# [TASK STATEMENT]
Copy, in full, each line of the material that holds the word "disiplin".

# [RECORDS PROVIDED]
^^^^^^^^^^^^^^^^
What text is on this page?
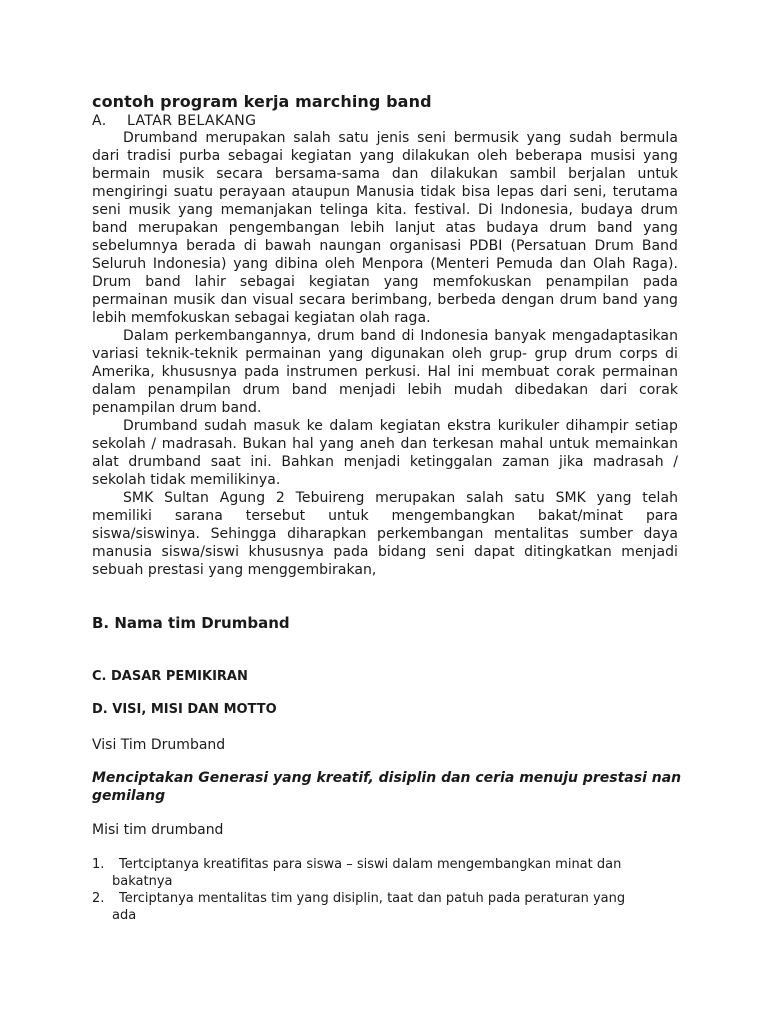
contoh program kerja marching band
A. LATAR BELAKANG

Drumband merupakan salah satu jenis seni bermusik yang sudah bermula dari tradisi purba sebagai kegiatan yang dilakukan oleh beberapa musisi yang bermain musik secara bersama-sama dan dilakukan sambil berjalan untuk mengiringi suatu perayaan ataupun Manusia tidak bisa lepas dari seni, terutama seni musik yang memanjakan telinga kita. festival. Di Indonesia, budaya drum band merupakan pengembangan lebih lanjut atas budaya drum band yang sebelumnya berada di bawah naungan organisasi PDBI (Persatuan Drum Band Seluruh Indonesia) yang dibina oleh Menpora (Menteri Pemuda dan Olah Raga). Drum band lahir sebagai kegiatan yang memfokuskan penampilan pada permainan musik dan visual secara berimbang, berbeda dengan drum band yang lebih memfokuskan sebagai kegiatan olah raga.

Dalam perkembangannya, drum band di Indonesia banyak mengadaptasikan variasi teknik-teknik permainan yang digunakan oleh grup- grup drum corps di Amerika, khususnya pada instrumen perkusi. Hal ini membuat corak permainan dalam penampilan drum band menjadi lebih mudah dibedakan dari corak penampilan drum band.

Drumband sudah masuk ke dalam kegiatan ekstra kurikuler dihampir setiap sekolah / madrasah. Bukan hal yang aneh dan terkesan mahal untuk memainkan alat drumband saat ini. Bahkan menjadi ketinggalan zaman jika madrasah / sekolah tidak memilikinya.

SMK Sultan Agung 2 Tebuireng merupakan salah satu SMK yang telah memiliki sarana tersebut untuk mengembangkan bakat/minat para siswa/siswinya. Sehingga diharapkan perkembangan mentalitas sumber daya manusia siswa/siswi khususnya pada bidang seni dapat ditingkatkan menjadi sebuah prestasi yang menggembirakan,

B. Nama tim Drumband
C. DASAR PEMIKIRAN
D. VISI, MISI DAN MOTTO
Visi Tim Drumband
Menciptakan Generasi yang kreatif, disiplin dan ceria menuju prestasi nan gemilang
Misi tim drumband
1.	Tertciptanya kreatifitas para siswa – siswi dalam mengembangkan minat dan bakatnya
2.	Terciptanya mentalitas tim yang disiplin, taat dan patuh pada peraturan yang ada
^^^^^^^^^^^^^^^^
# [FINISHED TASK]
Menciptakan Generasi yang kreatif, disiplin dan ceria menuju prestasi nan gemilang
2.	Terciptanya mentalitas tim yang disiplin, taat dan patuh pada peraturan yang ada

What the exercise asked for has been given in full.